● Given task: Transcribe the material in full. Nothing should differ except that the pictures are left out.

● Records for processing:
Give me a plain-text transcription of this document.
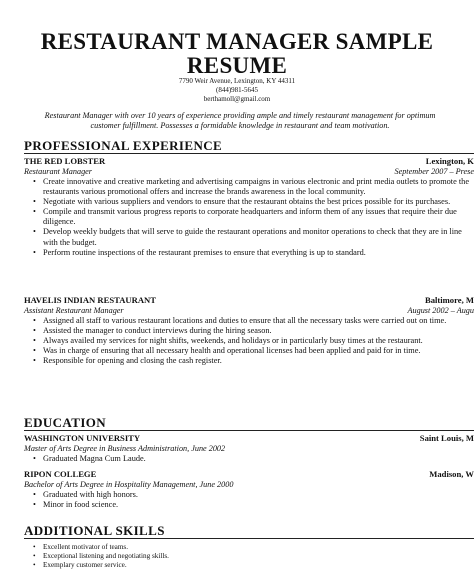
RESTAURANT MANAGER SAMPLE
RESUME
7790 Weir Avenue, Lexington, KY 44311
(844)981-5645
berthamoll@gmail.com
Restaurant Manager with over 10 years of experience providing ample and timely restaurant management for optimum customer fulfillment. Possesses a formidable knowledge in restaurant and team motivation.
PROFESSIONAL EXPERIENCE
THE RED LOBSTER	Lexington, K
Restaurant Manager	September 2007 – Prese
• Create innovative and creative marketing and advertising campaigns in various electronic and print media outlets to promote the restaurants various promotional offers and increase the brands awareness in the local community.
• Negotiate with various suppliers and vendors to ensure that the restaurant obtains the best prices possible for its purchases.
• Compile and transmit various progress reports to corporate headquarters and inform them of any issues that require their due diligence.
• Develop weekly budgets that will serve to guide the restaurant operations and monitor operations to check that they are in line with the budget.
• Perform routine inspections of the restaurant premises to ensure that everything is up to standard.
HAVELIS INDIAN RESTAURANT	Baltimore, M
Assistant Restaurant Manager	August 2002 – Augu
• Assigned all staff to various restaurant locations and duties to ensure that all the necessary tasks were carried out on time.
• Assisted the manager to conduct interviews during the hiring season.
• Always availed my services for night shifts, weekends, and holidays or in particularly busy times at the restaurant.
• Was in charge of ensuring that all necessary health and operational licenses had been applied and paid for in time.
• Responsible for opening and closing the cash register.
EDUCATION
WASHINGTON UNIVERSITY	Saint Louis, M
Master of Arts Degree in Business Administration, June 2002
• Graduated Magna Cum Laude.
RIPON COLLEGE	Madison, W
Bachelor of Arts Degree in Hospitality Management, June 2000
• Graduated with high honors.
• Minor in food science.
ADDITIONAL SKILLS
• Excellent motivator of teams.
• Exceptional listening and negotiating skills.
• Exemplary customer service.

● Answer in full:
Give me a plain-text transcription of this document.
RESTAURANT MANAGER SAMPLE
RESUME
7790 Weir Avenue, Lexington, KY 44311
(844)981-5645
berthamoll@gmail.com
Restaurant Manager with over 10 years of experience providing ample and timely restaurant management for optimum customer fulfillment. Possesses a formidable knowledge in restaurant and team motivation.
PROFESSIONAL EXPERIENCE
THE RED LOBSTER	Lexington, K
Restaurant Manager	September 2007 – Prese
• Create innovative and creative marketing and advertising campaigns in various electronic and print media outlets to promote the restaurants various promotional offers and increase the brands awareness in the local community.
• Negotiate with various suppliers and vendors to ensure that the restaurant obtains the best prices possible for its purchases.
• Compile and transmit various progress reports to corporate headquarters and inform them of any issues that require their due diligence.
• Develop weekly budgets that will serve to guide the restaurant operations and monitor operations to check that they are in line with the budget.
• Perform routine inspections of the restaurant premises to ensure that everything is up to standard.
HAVELIS INDIAN RESTAURANT	Baltimore, M
Assistant Restaurant Manager	August 2002 – Augu
• Assigned all staff to various restaurant locations and duties to ensure that all the necessary tasks were carried out on time.
• Assisted the manager to conduct interviews during the hiring season.
• Always availed my services for night shifts, weekends, and holidays or in particularly busy times at the restaurant.
• Was in charge of ensuring that all necessary health and operational licenses had been applied and paid for in time.
• Responsible for opening and closing the cash register.
EDUCATION
WASHINGTON UNIVERSITY	Saint Louis, M
Master of Arts Degree in Business Administration, June 2002
• Graduated Magna Cum Laude.
RIPON COLLEGE	Madison, W
Bachelor of Arts Degree in Hospitality Management, June 2000
• Graduated with high honors.
• Minor in food science.
ADDITIONAL SKILLS
• Excellent motivator of teams.
• Exceptional listening and negotiating skills.
• Exemplary customer service.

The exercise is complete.